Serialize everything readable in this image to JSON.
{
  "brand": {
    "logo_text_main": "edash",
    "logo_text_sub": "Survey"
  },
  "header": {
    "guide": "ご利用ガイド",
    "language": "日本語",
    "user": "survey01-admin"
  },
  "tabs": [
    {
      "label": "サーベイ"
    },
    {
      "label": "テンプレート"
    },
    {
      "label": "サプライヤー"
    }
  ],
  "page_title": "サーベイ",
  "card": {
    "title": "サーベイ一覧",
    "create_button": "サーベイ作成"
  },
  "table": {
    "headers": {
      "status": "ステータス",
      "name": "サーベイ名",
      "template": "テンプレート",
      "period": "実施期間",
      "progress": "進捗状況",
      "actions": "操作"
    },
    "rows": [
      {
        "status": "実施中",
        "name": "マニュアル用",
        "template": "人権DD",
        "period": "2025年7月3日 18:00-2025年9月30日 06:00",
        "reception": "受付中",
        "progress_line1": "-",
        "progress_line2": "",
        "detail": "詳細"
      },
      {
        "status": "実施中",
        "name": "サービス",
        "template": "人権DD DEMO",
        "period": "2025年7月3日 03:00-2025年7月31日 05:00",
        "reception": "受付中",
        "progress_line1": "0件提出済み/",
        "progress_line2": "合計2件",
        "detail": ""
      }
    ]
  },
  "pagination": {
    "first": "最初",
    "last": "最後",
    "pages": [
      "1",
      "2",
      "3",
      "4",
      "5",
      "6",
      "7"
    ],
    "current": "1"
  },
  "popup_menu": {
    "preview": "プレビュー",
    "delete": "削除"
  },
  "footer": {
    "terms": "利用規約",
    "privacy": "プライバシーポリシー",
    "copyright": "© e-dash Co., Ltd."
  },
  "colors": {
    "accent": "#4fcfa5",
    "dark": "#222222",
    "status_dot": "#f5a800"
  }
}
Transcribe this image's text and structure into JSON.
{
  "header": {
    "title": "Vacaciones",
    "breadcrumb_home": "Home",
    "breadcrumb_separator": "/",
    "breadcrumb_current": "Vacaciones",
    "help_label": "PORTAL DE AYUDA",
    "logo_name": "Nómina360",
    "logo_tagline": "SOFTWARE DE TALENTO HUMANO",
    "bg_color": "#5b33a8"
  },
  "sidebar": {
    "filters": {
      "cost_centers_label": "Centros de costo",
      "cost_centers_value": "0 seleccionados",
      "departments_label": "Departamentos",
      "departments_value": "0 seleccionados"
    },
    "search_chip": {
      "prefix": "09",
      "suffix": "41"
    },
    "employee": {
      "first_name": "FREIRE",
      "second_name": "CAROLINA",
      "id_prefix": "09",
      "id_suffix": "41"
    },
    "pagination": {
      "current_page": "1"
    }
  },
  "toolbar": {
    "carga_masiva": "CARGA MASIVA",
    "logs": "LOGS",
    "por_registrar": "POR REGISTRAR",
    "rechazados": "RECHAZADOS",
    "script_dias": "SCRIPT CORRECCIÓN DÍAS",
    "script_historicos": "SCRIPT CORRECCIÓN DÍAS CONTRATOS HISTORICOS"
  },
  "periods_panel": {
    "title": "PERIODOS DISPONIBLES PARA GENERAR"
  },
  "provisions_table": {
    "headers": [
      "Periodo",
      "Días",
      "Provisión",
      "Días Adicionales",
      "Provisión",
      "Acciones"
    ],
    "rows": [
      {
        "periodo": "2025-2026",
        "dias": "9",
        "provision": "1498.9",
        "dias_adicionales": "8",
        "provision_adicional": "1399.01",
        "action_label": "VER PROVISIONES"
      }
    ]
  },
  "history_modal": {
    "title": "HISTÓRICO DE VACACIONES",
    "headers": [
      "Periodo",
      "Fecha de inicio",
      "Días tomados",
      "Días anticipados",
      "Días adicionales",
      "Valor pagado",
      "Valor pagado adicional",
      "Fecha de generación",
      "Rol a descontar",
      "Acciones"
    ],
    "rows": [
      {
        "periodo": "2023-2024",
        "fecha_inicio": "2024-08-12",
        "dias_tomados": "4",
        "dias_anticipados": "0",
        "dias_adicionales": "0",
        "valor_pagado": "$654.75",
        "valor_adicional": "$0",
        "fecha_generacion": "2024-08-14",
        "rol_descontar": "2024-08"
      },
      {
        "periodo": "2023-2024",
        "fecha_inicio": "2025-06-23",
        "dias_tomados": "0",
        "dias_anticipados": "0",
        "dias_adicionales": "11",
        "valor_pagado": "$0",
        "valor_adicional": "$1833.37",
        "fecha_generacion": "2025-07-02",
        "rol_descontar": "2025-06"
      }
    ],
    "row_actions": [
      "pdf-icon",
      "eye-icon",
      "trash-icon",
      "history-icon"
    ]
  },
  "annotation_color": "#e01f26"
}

• • • • • • •

# Set exercise
Identify the lines above with the word "seleccionados". Copy them.

# Problem solution
      "cost_centers_value": "0 seleccionados",
      "departments_value": "0 seleccionados"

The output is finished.